(Stored entries)
--
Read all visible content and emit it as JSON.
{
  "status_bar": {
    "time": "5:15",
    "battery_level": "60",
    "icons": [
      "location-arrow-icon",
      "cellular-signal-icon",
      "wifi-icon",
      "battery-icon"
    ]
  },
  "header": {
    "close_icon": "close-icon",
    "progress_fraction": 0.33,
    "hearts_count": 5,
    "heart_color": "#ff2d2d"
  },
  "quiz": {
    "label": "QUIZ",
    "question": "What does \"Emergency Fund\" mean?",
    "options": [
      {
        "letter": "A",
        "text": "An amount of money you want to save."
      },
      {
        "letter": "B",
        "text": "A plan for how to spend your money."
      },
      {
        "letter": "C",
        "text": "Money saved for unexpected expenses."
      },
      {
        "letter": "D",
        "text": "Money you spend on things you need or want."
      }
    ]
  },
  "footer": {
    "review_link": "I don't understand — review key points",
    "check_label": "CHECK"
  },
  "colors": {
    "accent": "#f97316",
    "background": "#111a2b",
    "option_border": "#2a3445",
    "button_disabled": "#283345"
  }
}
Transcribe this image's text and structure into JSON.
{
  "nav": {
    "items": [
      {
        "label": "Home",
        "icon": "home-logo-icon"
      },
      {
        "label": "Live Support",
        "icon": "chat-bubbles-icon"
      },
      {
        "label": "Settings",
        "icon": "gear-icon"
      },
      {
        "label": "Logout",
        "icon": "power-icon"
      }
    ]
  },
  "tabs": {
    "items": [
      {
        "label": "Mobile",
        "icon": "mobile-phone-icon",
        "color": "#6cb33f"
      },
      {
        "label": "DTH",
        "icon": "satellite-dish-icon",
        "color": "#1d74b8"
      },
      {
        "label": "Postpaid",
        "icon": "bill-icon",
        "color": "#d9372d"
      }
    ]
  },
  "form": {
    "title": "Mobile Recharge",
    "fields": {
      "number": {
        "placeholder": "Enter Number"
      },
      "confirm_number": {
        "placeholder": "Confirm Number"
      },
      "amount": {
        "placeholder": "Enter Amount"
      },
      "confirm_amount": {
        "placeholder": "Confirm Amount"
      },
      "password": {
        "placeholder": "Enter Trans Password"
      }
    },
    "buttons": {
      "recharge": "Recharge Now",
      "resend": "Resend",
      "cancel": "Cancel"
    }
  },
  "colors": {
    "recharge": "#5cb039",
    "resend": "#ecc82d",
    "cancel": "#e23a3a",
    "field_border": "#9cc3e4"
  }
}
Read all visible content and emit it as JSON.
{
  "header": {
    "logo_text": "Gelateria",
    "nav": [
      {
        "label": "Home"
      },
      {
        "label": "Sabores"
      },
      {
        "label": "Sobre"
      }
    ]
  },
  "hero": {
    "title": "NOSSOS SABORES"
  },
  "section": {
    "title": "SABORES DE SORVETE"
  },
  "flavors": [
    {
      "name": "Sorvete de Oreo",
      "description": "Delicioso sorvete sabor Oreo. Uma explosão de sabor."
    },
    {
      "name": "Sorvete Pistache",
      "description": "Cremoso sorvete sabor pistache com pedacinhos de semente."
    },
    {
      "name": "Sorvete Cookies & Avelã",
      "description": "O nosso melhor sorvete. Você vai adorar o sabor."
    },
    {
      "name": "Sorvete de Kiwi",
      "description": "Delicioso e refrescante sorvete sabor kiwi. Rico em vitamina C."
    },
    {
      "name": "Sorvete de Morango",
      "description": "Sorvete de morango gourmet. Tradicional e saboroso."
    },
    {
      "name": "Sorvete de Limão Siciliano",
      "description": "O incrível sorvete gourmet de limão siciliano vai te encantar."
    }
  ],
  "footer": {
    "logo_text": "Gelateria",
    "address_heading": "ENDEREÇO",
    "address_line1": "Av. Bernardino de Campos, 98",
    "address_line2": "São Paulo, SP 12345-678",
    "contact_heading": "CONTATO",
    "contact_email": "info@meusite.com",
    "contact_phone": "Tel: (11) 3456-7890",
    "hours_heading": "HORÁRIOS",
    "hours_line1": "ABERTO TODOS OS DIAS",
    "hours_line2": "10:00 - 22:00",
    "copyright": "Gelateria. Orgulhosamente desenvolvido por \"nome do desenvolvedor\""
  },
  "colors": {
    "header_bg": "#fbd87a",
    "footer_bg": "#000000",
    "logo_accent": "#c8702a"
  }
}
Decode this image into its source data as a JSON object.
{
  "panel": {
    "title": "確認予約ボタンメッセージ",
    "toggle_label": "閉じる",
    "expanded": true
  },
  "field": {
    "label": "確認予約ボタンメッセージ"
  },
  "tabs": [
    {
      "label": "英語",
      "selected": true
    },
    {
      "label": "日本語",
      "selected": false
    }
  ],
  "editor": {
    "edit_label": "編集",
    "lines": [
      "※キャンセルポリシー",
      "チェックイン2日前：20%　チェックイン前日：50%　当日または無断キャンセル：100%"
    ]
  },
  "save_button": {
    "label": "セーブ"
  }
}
--
Directions for this task:
Repeat each record in full; every line must match exactly.

Solution to this task:
Read all visible content and emit it as JSON.
{
  "status_bar": {
    "time": "5:15",
    "battery_level": "60",
    "icons": [
      "location-arrow-icon",
      "cellular-signal-icon",
      "wifi-icon",
      "battery-icon"
    ]
  },
  "header": {
    "close_icon": "close-icon",
    "progress_fraction": 0.33,
    "hearts_count": 5,
    "heart_color": "#ff2d2d"
  },
  "quiz": {
    "label": "QUIZ",
    "question": "What does \"Emergency Fund\" mean?",
    "options": [
      {
        "letter": "A",
        "text": "An amount of money you want to save."
      },
      {
        "letter": "B",
        "text": "A plan for how to spend your money."
      },
      {
        "letter": "C",
        "text": "Money saved for unexpected expenses."
      },
      {
        "letter": "D",
        "text": "Money you spend on things you need or want."
      }
    ]
  },
  "footer": {
    "review_link": "I don't understand — review key points",
    "check_label": "CHECK"
  },
  "colors": {
    "accent": "#f97316",
    "background": "#111a2b",
    "option_border": "#2a3445",
    "button_disabled": "#283345"
  }
}
Transcribe this image's text and structure into JSON.
{
  "nav": {
    "items": [
      {
        "label": "Home",
        "icon": "home-logo-icon"
      },
      {
        "label": "Live Support",
        "icon": "chat-bubbles-icon"
      },
      {
        "label": "Settings",
        "icon": "gear-icon"
      },
      {
        "label": "Logout",
        "icon": "power-icon"
      }
    ]
  },
  "tabs": {
    "items": [
      {
        "label": "Mobile",
        "icon": "mobile-phone-icon",
        "color": "#6cb33f"
      },
      {
        "label": "DTH",
        "icon": "satellite-dish-icon",
        "color": "#1d74b8"
      },
      {
        "label": "Postpaid",
        "icon": "bill-icon",
        "color": "#d9372d"
      }
    ]
  },
  "form": {
    "title": "Mobile Recharge",
    "fields": {
      "number": {
        "placeholder": "Enter Number"
      },
      "confirm_number": {
        "placeholder": "Confirm Number"
      },
      "amount": {
        "placeholder": "Enter Amount"
      },
      "confirm_amount": {
        "placeholder": "Confirm Amount"
      },
      "password": {
        "placeholder": "Enter Trans Password"
      }
    },
    "buttons": {
      "recharge": "Recharge Now",
      "resend": "Resend",
      "cancel": "Cancel"
    }
  },
  "colors": {
    "recharge": "#5cb039",
    "resend": "#ecc82d",
    "cancel": "#e23a3a",
    "field_border": "#9cc3e4"
  }
}
Read all visible content and emit it as JSON.
{
  "header": {
    "logo_text": "Gelateria",
    "nav": [
      {
        "label": "Home"
      },
      {
        "label": "Sabores"
      },
      {
        "label": "Sobre"
      }
    ]
  },
  "hero": {
    "title": "NOSSOS SABORES"
  },
  "section": {
    "title": "SABORES DE SORVETE"
  },
  "flavors": [
    {
      "name": "Sorvete de Oreo",
      "description": "Delicioso sorvete sabor Oreo. Uma explosão de sabor."
    },
    {
      "name": "Sorvete Pistache",
      "description": "Cremoso sorvete sabor pistache com pedacinhos de semente."
    },
    {
      "name": "Sorvete Cookies & Avelã",
      "description": "O nosso melhor sorvete. Você vai adorar o sabor."
    },
    {
      "name": "Sorvete de Kiwi",
      "description": "Delicioso e refrescante sorvete sabor kiwi. Rico em vitamina C."
    },
    {
      "name": "Sorvete de Morango",
      "description": "Sorvete de morango gourmet. Tradicional e saboroso."
    },
    {
      "name": "Sorvete de Limão Siciliano",
      "description": "O incrível sorvete gourmet de limão siciliano vai te encantar."
    }
  ],
  "footer": {
    "logo_text": "Gelateria",
    "address_heading": "ENDEREÇO",
    "address_line1": "Av. Bernardino de Campos, 98",
    "address_line2": "São Paulo, SP 12345-678",
    "contact_heading": "CONTATO",
    "contact_email": "info@meusite.com",
    "contact_phone": "Tel: (11) 3456-7890",
    "hours_heading": "HORÁRIOS",
    "hours_line1": "ABERTO TODOS OS DIAS",
    "hours_line2": "10:00 - 22:00",
    "copyright": "Gelateria. Orgulhosamente desenvolvido por \"nome do desenvolvedor\""
  },
  "colors": {
    "header_bg": "#fbd87a",
    "footer_bg": "#000000",
    "logo_accent": "#c8702a"
  }
}
Decode this image into its source data as a JSON object.
{
  "panel": {
    "title": "確認予約ボタンメッセージ",
    "toggle_label": "閉じる",
    "expanded": true
  },
  "field": {
    "label": "確認予約ボタンメッセージ"
  },
  "tabs": [
    {
      "label": "英語",
      "selected": true
    },
    {
      "label": "日本語",
      "selected": false
    }
  ],
  "editor": {
    "edit_label": "編集",
    "lines": [
      "※キャンセルポリシー",
      "チェックイン2日前：20%　チェックイン前日：50%　当日または無断キャンセル：100%"
    ]
  },
  "save_button": {
    "label": "セーブ"
  }
}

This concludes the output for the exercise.